-- START OF Data for processing --
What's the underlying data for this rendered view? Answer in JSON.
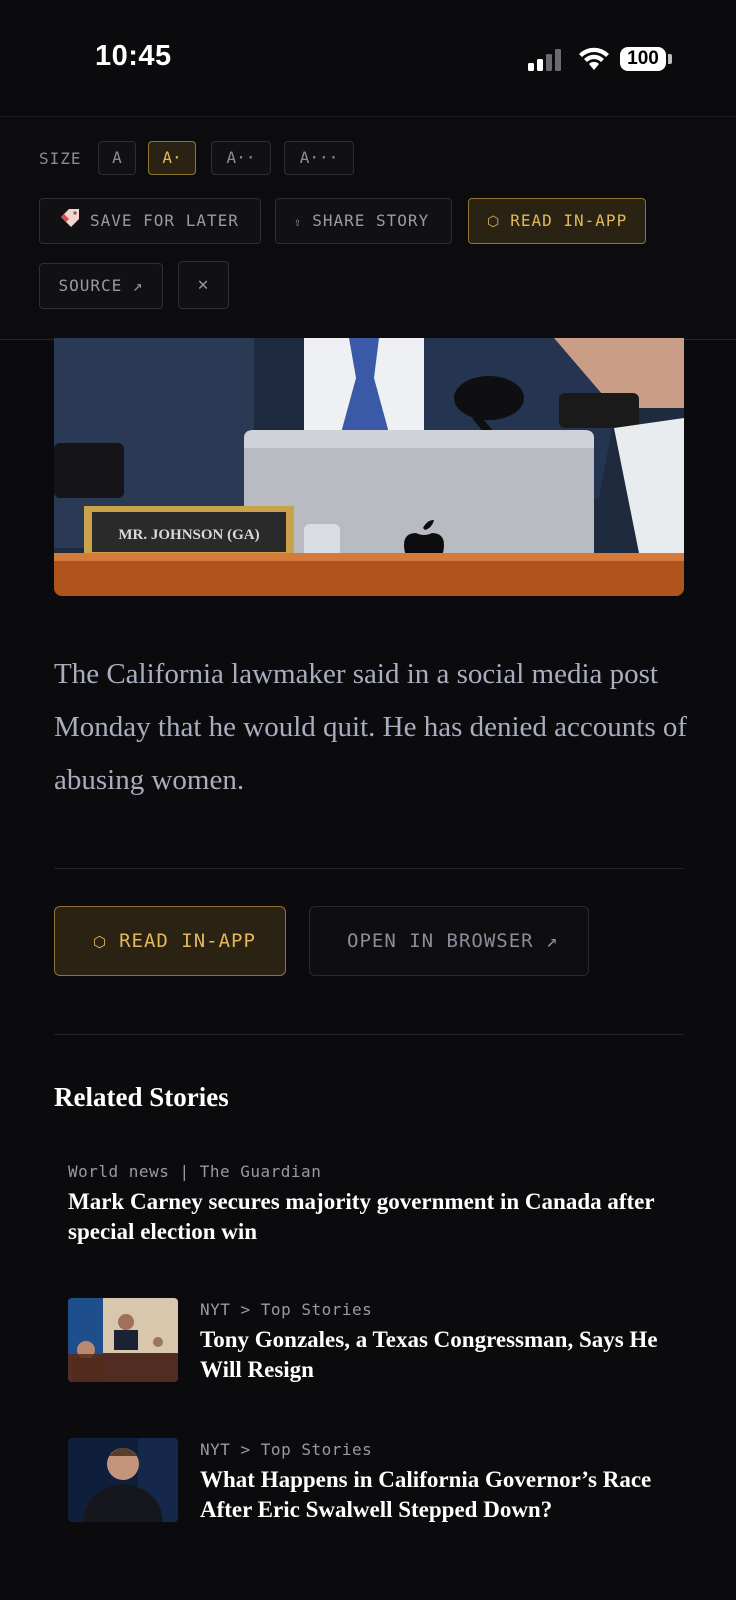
{
  "status": {
    "time": "10:45",
    "battery": "100"
  },
  "toolbar": {
    "size_label": "SIZE",
    "sizes": [
      "A",
      "A·",
      "A··",
      "A···"
    ],
    "active_size": "A·",
    "save_label": "SAVE FOR LATER",
    "share_label": "SHARE STORY",
    "read_label": "READ IN-APP",
    "source_label": "SOURCE ↗",
    "close_label": "✕"
  },
  "hero": {
    "nameplate": "MR. JOHNSON (GA)"
  },
  "article": {
    "dek": "The California lawmaker said in a social media post Monday that he would quit. He has denied accounts of abusing women."
  },
  "actions": {
    "read_in_app": "READ IN-APP",
    "open_browser": "OPEN IN BROWSER ↗"
  },
  "related": {
    "title": "Related Stories",
    "items": [
      {
        "meta": "World news | The Guardian",
        "headline": "Mark Carney secures majority government in Canada after special election win"
      },
      {
        "meta": "NYT > Top Stories",
        "headline": "Tony Gonzales, a Texas Congressman, Says He Will Resign"
      },
      {
        "meta": "NYT > Top Stories",
        "headline": "What Happens in California Governor’s Race After Eric Swalwell Stepped Down?"
      }
    ]
  },
  "colors": {
    "background": "#0b0b0d",
    "accent_gold": "#e2b85a",
    "gold_border": "#8f7434",
    "muted_text": "#9a9aa0",
    "dek_text": "#a9adbf"
  },
  "icons": {
    "save": "bookmark-tag-icon",
    "share": "share-icon",
    "read": "hexagon-icon",
    "close": "close-icon"
  }
}
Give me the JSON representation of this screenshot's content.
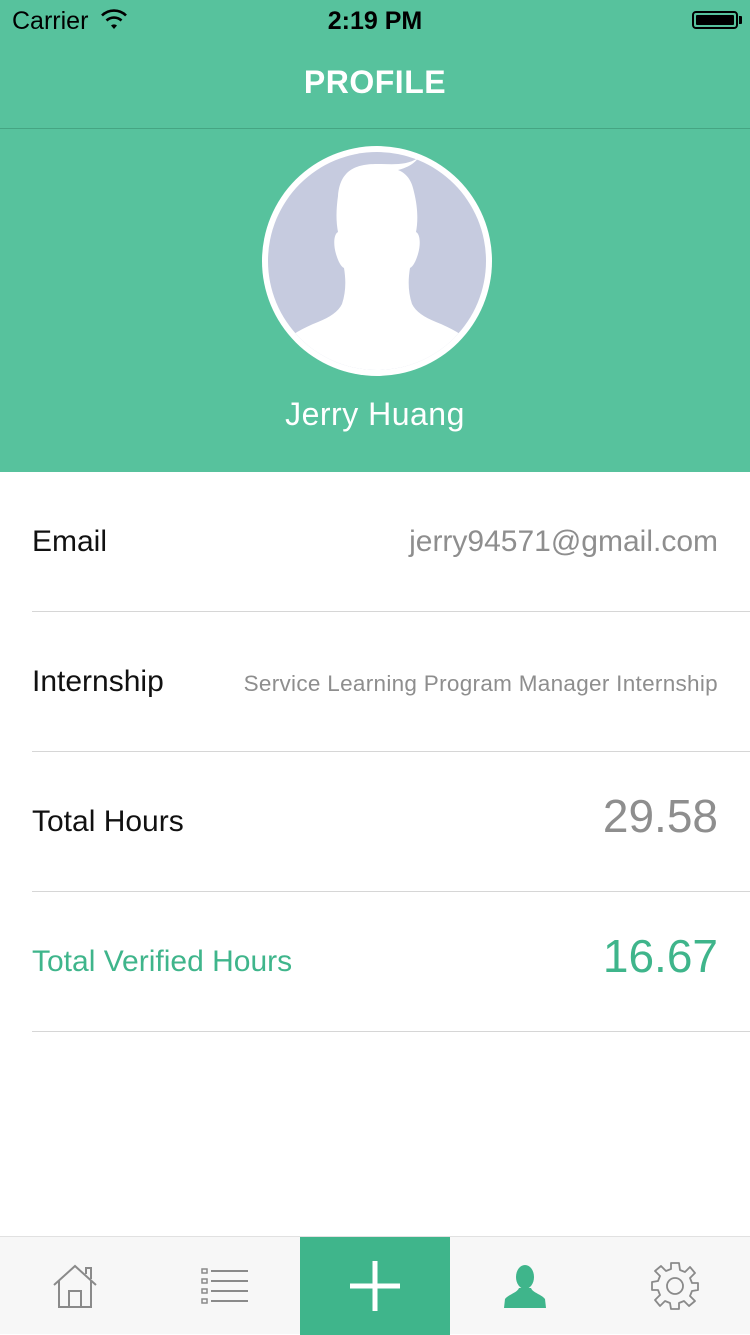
{
  "status_bar": {
    "carrier": "Carrier",
    "time": "2:19 PM"
  },
  "nav": {
    "title": "PROFILE"
  },
  "profile": {
    "name": "Jerry Huang"
  },
  "fields": [
    {
      "label": "Email",
      "value": "jerry94571@gmail.com"
    },
    {
      "label": "Internship",
      "value": "Service Learning Program Manager Internship"
    },
    {
      "label": "Total Hours",
      "value": "29.58"
    },
    {
      "label": "Total Verified Hours",
      "value": "16.67"
    }
  ],
  "tab_bar": {
    "tabs": [
      {
        "icon": "home-icon"
      },
      {
        "icon": "list-icon"
      },
      {
        "icon": "plus-icon"
      },
      {
        "icon": "person-icon"
      },
      {
        "icon": "gear-icon"
      }
    ],
    "active_color": "#3fb58b",
    "inactive_color": "#8a8a8a"
  },
  "colors": {
    "accent": "#57c29d",
    "green_text": "#3fb58b",
    "avatar_bg": "#c6cbdf"
  }
}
-- END OF Data for processing --
• Task prompt:
Omit every picture while copying the listing above exactly.

• Answer in full:
What's the underlying data for this rendered view? Answer in JSON.
{
  "status": {
    "time": "10:45",
    "battery": "100"
  },
  "toolbar": {
    "size_label": "SIZE",
    "sizes": [
      "A",
      "A·",
      "A··",
      "A···"
    ],
    "active_size": "A·",
    "save_label": "SAVE FOR LATER",
    "share_label": "SHARE STORY",
    "read_label": "READ IN-APP",
    "source_label": "SOURCE ↗",
    "close_label": "✕"
  },
  "hero": {
    "nameplate": "MR. JOHNSON (GA)"
  },
  "article": {
    "dek": "The California lawmaker said in a social media post Monday that he would quit. He has denied accounts of abusing women."
  },
  "actions": {
    "read_in_app": "READ IN-APP",
    "open_browser": "OPEN IN BROWSER ↗"
  },
  "related": {
    "title": "Related Stories",
    "items": [
      {
        "meta": "World news | The Guardian",
        "headline": "Mark Carney secures majority government in Canada after special election win"
      },
      {
        "meta": "NYT > Top Stories",
        "headline": "Tony Gonzales, a Texas Congressman, Says He Will Resign"
      },
      {
        "meta": "NYT > Top Stories",
        "headline": "What Happens in California Governor’s Race After Eric Swalwell Stepped Down?"
      }
    ]
  },
  "colors": {
    "background": "#0b0b0d",
    "accent_gold": "#e2b85a",
    "gold_border": "#8f7434",
    "muted_text": "#9a9aa0",
    "dek_text": "#a9adbf"
  },
  "icons": {
    "save": "bookmark-tag-icon",
    "share": "share-icon",
    "read": "hexagon-icon",
    "close": "close-icon"
  }
}
Give me the JSON representation of this screenshot's content.
{
  "status_bar": {
    "carrier": "Carrier",
    "time": "2:19 PM"
  },
  "nav": {
    "title": "PROFILE"
  },
  "profile": {
    "name": "Jerry Huang"
  },
  "fields": [
    {
      "label": "Email",
      "value": "jerry94571@gmail.com"
    },
    {
      "label": "Internship",
      "value": "Service Learning Program Manager Internship"
    },
    {
      "label": "Total Hours",
      "value": "29.58"
    },
    {
      "label": "Total Verified Hours",
      "value": "16.67"
    }
  ],
  "tab_bar": {
    "tabs": [
      {
        "icon": "home-icon"
      },
      {
        "icon": "list-icon"
      },
      {
        "icon": "plus-icon"
      },
      {
        "icon": "person-icon"
      },
      {
        "icon": "gear-icon"
      }
    ],
    "active_color": "#3fb58b",
    "inactive_color": "#8a8a8a"
  },
  "colors": {
    "accent": "#57c29d",
    "green_text": "#3fb58b",
    "avatar_bg": "#c6cbdf"
  }
}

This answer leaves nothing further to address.